# YOUR GOAL
Reproduce the entries exactly.

# INPUT MATERIAL

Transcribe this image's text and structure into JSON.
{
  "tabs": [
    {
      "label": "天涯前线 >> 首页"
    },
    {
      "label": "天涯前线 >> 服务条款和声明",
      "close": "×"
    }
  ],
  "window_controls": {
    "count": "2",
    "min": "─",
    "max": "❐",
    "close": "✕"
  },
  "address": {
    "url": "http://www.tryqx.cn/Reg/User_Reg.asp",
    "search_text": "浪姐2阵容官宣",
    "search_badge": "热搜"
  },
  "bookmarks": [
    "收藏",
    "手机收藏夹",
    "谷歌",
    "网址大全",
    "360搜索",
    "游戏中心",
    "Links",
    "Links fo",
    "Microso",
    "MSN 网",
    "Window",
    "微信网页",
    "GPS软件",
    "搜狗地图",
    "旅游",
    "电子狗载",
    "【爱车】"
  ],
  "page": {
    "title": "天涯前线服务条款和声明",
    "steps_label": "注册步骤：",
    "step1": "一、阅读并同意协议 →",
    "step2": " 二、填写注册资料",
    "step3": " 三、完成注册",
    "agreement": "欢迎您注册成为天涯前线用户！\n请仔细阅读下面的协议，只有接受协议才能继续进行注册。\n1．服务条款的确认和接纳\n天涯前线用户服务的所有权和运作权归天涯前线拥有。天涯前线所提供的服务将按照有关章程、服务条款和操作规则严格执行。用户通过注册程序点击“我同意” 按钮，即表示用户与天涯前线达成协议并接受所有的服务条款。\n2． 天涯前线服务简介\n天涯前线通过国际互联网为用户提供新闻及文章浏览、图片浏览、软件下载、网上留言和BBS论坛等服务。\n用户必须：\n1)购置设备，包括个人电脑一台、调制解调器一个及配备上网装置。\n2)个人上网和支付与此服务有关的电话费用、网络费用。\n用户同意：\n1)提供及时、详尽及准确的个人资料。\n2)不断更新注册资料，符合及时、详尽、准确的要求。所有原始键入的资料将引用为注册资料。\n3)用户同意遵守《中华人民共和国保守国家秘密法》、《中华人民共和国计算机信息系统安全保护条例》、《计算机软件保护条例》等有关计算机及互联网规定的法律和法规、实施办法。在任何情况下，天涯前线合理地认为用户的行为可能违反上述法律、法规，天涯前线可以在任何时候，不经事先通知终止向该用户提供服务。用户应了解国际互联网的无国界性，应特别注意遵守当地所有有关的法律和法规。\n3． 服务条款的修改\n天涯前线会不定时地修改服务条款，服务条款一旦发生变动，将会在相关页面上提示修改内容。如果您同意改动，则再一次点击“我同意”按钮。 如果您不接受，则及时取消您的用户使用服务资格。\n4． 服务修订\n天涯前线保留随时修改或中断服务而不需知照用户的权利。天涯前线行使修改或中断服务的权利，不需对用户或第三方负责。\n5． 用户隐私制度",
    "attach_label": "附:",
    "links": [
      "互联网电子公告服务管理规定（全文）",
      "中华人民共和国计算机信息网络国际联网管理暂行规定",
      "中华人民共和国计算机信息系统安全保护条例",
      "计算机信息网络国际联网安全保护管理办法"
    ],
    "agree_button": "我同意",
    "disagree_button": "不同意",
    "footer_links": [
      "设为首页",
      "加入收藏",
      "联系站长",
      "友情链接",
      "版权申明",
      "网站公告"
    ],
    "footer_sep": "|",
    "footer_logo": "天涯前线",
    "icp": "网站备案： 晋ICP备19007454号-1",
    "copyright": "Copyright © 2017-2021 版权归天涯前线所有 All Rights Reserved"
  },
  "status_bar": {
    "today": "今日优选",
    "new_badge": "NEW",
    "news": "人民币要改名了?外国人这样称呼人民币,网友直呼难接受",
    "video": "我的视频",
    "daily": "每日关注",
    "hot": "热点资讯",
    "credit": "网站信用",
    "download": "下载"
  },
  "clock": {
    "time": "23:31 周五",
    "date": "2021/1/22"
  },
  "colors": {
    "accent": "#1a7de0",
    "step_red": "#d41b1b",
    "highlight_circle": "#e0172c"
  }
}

# SOLUTION FOR THIS PROBLEM
Transcribe this image's text and structure into JSON.
{
  "tabs": [
    {
      "label": "天涯前线 >> 首页"
    },
    {
      "label": "天涯前线 >> 服务条款和声明",
      "close": "×"
    }
  ],
  "window_controls": {
    "count": "2",
    "min": "─",
    "max": "❐",
    "close": "✕"
  },
  "address": {
    "url": "http://www.tryqx.cn/Reg/User_Reg.asp",
    "search_text": "浪姐2阵容官宣",
    "search_badge": "热搜"
  },
  "bookmarks": [
    "收藏",
    "手机收藏夹",
    "谷歌",
    "网址大全",
    "360搜索",
    "游戏中心",
    "Links",
    "Links fo",
    "Microso",
    "MSN 网",
    "Window",
    "微信网页",
    "GPS软件",
    "搜狗地图",
    "旅游",
    "电子狗载",
    "【爱车】"
  ],
  "page": {
    "title": "天涯前线服务条款和声明",
    "steps_label": "注册步骤：",
    "step1": "一、阅读并同意协议 →",
    "step2": " 二、填写注册资料",
    "step3": " 三、完成注册",
    "agreement": "欢迎您注册成为天涯前线用户！\n请仔细阅读下面的协议，只有接受协议才能继续进行注册。\n1．服务条款的确认和接纳\n天涯前线用户服务的所有权和运作权归天涯前线拥有。天涯前线所提供的服务将按照有关章程、服务条款和操作规则严格执行。用户通过注册程序点击“我同意” 按钮，即表示用户与天涯前线达成协议并接受所有的服务条款。\n2． 天涯前线服务简介\n天涯前线通过国际互联网为用户提供新闻及文章浏览、图片浏览、软件下载、网上留言和BBS论坛等服务。\n用户必须：\n1)购置设备，包括个人电脑一台、调制解调器一个及配备上网装置。\n2)个人上网和支付与此服务有关的电话费用、网络费用。\n用户同意：\n1)提供及时、详尽及准确的个人资料。\n2)不断更新注册资料，符合及时、详尽、准确的要求。所有原始键入的资料将引用为注册资料。\n3)用户同意遵守《中华人民共和国保守国家秘密法》、《中华人民共和国计算机信息系统安全保护条例》、《计算机软件保护条例》等有关计算机及互联网规定的法律和法规、实施办法。在任何情况下，天涯前线合理地认为用户的行为可能违反上述法律、法规，天涯前线可以在任何时候，不经事先通知终止向该用户提供服务。用户应了解国际互联网的无国界性，应特别注意遵守当地所有有关的法律和法规。\n3． 服务条款的修改\n天涯前线会不定时地修改服务条款，服务条款一旦发生变动，将会在相关页面上提示修改内容。如果您同意改动，则再一次点击“我同意”按钮。 如果您不接受，则及时取消您的用户使用服务资格。\n4． 服务修订\n天涯前线保留随时修改或中断服务而不需知照用户的权利。天涯前线行使修改或中断服务的权利，不需对用户或第三方负责。\n5． 用户隐私制度",
    "attach_label": "附:",
    "links": [
      "互联网电子公告服务管理规定（全文）",
      "中华人民共和国计算机信息网络国际联网管理暂行规定",
      "中华人民共和国计算机信息系统安全保护条例",
      "计算机信息网络国际联网安全保护管理办法"
    ],
    "agree_button": "我同意",
    "disagree_button": "不同意",
    "footer_links": [
      "设为首页",
      "加入收藏",
      "联系站长",
      "友情链接",
      "版权申明",
      "网站公告"
    ],
    "footer_sep": "|",
    "footer_logo": "天涯前线",
    "icp": "网站备案： 晋ICP备19007454号-1",
    "copyright": "Copyright © 2017-2021 版权归天涯前线所有 All Rights Reserved"
  },
  "status_bar": {
    "today": "今日优选",
    "new_badge": "NEW",
    "news": "人民币要改名了?外国人这样称呼人民币,网友直呼难接受",
    "video": "我的视频",
    "daily": "每日关注",
    "hot": "热点资讯",
    "credit": "网站信用",
    "download": "下载"
  },
  "clock": {
    "time": "23:31 周五",
    "date": "2021/1/22"
  },
  "colors": {
    "accent": "#1a7de0",
    "step_red": "#d41b1b",
    "highlight_circle": "#e0172c"
  }
}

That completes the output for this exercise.